*** AVAILABLE RECORDS ***

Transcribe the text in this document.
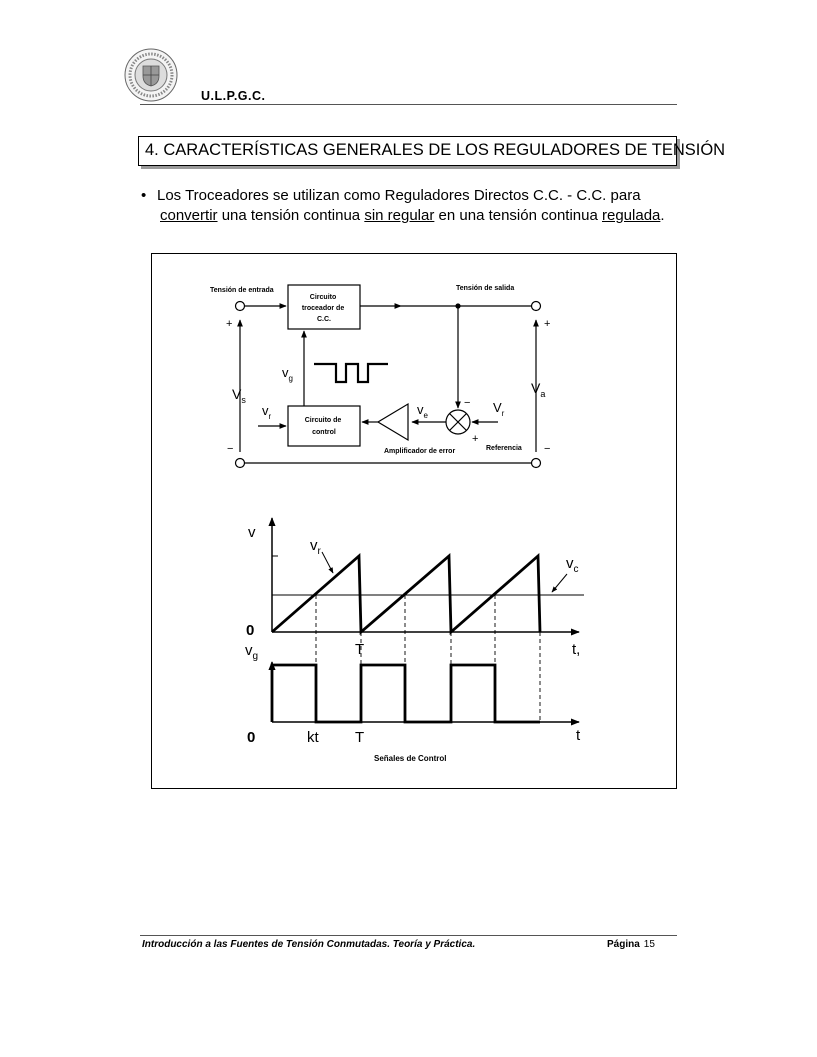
U.L.P.G.C.
4. CARACTERÍSTICAS GENERALES DE LOS REGULADORES DE TENSIÓN
• Los Troceadores se utilizan como Reguladores Directos C.C. - C.C. para
convertir una tensión continua sin regular en una tensión continua regulada.
Tensión de entrada	Tensión de salida
Circuito troceador de C.C.
Circuito de control
Amplificador de error	Referencia
+
−
+
−
−
+
$V_s$
$V_a$
$v_g$
$v_r$	$v_e$
$V_r$
v
$v_r$
$v_c$
0
$v_g$	T	t,
0	kt T	t
Señales de Control
Introducción a las Fuentes de Tensión Conmutadas. Teoría y Práctica.	Página 15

***

The records above need to be given again exactly. Omit the pictures.

(ANSWER TO THE TASK)
Transcribe the text in this document.
U.L.P.G.C.
4. CARACTERÍSTICAS GENERALES DE LOS REGULADORES DE TENSIÓN
• Los Troceadores se utilizan como Reguladores Directos C.C. - C.C. para
convertir una tensión continua sin regular en una tensión continua regulada.
Tensión de entrada	Tensión de salida
Circuito troceador de C.C.
Circuito de control
Amplificador de error	Referencia
+
−
+
−
−
+
$V_s$
$V_a$
$v_g$
$v_r$	$v_e$
$V_r$
v
$v_r$
$v_c$
0
$v_g$	T	t,
0	kt T	t
Señales de Control
Introducción a las Fuentes de Tensión Conmutadas. Teoría y Práctica.	Página 15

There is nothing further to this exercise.